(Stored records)
━━━━━━
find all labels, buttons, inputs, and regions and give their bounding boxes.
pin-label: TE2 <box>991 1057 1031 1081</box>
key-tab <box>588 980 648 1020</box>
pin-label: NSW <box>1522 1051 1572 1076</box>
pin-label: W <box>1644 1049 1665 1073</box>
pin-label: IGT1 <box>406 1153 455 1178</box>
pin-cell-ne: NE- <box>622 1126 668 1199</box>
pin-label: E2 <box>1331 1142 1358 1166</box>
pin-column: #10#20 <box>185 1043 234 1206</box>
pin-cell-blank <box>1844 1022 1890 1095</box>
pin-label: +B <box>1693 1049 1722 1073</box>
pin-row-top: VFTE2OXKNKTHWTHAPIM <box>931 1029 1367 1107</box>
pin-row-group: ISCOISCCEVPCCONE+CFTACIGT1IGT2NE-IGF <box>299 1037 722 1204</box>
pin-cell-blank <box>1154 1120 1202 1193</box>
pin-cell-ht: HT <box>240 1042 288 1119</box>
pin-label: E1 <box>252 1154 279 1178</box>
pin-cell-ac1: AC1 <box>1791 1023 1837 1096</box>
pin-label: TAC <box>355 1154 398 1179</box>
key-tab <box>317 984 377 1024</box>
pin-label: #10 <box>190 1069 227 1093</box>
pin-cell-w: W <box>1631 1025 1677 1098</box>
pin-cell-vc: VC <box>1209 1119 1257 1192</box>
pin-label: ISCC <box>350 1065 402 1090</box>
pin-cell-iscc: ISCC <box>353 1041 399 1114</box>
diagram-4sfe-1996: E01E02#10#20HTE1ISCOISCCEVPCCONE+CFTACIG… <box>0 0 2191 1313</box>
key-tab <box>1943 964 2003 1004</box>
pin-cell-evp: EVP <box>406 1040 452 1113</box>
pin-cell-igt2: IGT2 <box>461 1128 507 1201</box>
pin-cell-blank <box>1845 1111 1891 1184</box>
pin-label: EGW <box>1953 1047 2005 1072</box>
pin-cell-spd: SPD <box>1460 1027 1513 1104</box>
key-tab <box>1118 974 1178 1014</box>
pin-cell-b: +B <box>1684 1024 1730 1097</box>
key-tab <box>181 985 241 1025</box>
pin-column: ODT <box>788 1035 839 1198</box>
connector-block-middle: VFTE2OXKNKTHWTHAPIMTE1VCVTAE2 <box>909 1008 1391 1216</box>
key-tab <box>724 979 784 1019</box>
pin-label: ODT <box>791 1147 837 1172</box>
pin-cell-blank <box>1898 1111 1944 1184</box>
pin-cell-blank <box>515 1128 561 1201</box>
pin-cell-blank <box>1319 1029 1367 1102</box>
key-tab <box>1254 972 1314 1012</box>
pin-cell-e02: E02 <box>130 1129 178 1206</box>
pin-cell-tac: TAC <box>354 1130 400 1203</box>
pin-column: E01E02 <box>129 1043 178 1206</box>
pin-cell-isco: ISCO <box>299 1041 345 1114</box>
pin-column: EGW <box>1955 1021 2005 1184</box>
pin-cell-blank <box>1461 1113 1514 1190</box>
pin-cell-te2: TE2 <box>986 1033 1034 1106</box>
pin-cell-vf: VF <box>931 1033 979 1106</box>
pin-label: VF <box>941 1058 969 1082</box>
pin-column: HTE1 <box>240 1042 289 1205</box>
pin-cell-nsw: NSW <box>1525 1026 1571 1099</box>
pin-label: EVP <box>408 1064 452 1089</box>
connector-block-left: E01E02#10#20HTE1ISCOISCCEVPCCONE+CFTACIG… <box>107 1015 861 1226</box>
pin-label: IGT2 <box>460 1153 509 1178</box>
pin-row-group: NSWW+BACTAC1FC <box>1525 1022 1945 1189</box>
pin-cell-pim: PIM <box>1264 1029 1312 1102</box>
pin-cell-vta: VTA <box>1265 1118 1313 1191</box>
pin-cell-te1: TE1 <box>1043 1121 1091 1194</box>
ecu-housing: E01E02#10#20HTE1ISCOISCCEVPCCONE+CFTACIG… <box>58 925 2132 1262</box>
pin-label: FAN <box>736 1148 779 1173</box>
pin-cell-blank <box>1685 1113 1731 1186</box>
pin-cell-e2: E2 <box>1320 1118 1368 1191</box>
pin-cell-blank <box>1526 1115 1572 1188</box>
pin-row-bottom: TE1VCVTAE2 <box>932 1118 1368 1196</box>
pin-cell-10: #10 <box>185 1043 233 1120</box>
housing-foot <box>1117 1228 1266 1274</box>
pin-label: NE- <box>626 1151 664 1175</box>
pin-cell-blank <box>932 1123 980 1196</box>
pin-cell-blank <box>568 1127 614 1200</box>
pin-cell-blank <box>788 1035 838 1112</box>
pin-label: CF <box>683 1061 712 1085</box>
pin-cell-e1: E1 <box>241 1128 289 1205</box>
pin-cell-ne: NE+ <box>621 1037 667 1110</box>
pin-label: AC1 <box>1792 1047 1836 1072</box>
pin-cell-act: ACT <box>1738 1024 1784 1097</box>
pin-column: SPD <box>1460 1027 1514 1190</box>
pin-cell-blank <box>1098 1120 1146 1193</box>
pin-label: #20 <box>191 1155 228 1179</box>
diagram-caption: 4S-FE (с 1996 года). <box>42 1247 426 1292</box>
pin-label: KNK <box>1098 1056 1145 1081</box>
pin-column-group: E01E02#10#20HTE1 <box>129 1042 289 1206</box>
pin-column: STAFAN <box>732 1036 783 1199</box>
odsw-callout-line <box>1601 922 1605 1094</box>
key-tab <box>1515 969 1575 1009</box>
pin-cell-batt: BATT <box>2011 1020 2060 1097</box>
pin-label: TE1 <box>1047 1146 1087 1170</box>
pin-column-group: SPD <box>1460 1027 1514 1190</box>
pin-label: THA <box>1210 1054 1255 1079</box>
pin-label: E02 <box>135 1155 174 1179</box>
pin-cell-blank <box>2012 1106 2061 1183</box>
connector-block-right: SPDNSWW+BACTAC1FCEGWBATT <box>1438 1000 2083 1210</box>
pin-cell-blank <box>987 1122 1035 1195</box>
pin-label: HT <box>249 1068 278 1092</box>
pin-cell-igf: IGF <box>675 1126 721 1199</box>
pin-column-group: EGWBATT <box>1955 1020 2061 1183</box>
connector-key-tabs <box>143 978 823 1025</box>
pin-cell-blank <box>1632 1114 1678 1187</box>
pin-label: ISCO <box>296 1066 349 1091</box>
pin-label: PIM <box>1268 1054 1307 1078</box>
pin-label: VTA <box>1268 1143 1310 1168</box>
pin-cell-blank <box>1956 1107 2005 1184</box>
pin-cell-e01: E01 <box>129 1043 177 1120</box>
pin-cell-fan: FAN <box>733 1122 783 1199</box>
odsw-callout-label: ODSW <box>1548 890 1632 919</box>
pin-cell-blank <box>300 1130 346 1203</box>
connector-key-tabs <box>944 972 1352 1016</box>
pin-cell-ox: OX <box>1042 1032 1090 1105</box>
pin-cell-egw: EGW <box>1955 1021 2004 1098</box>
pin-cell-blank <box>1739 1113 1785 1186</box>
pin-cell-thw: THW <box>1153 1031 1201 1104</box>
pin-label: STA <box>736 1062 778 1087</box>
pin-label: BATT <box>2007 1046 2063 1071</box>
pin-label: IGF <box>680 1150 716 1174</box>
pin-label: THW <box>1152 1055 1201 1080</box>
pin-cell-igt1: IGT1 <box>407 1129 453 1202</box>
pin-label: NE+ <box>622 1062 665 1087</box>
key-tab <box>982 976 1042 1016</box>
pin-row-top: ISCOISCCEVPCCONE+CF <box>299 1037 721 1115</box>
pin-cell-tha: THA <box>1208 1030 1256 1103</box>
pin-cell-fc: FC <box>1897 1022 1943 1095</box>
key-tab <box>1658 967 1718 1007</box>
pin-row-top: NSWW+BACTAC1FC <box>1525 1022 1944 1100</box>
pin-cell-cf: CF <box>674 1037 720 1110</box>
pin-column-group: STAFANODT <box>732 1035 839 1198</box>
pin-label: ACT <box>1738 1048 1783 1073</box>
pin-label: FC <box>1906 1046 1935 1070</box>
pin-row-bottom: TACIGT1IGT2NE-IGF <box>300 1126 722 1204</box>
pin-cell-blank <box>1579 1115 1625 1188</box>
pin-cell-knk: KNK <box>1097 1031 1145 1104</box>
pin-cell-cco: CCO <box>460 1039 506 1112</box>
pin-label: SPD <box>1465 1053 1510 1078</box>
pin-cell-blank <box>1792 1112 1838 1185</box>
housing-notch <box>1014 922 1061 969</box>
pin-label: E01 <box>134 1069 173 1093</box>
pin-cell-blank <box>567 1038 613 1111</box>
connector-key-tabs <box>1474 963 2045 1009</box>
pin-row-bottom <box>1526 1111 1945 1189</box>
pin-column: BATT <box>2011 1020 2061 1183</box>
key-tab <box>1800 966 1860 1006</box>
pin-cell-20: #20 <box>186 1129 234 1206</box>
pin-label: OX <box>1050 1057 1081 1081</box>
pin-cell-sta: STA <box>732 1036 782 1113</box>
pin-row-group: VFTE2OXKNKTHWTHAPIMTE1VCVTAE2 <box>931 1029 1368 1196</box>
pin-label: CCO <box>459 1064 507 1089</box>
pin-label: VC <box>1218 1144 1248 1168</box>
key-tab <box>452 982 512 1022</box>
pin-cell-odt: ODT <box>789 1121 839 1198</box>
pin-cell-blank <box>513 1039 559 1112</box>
━━━━━━
Gather every row above that contains the string "odsw", matching case exactly.

odsw-callout-line <box>1601 922 1605 1094</box>
odsw-callout-label: ODSW <box>1548 890 1632 919</box>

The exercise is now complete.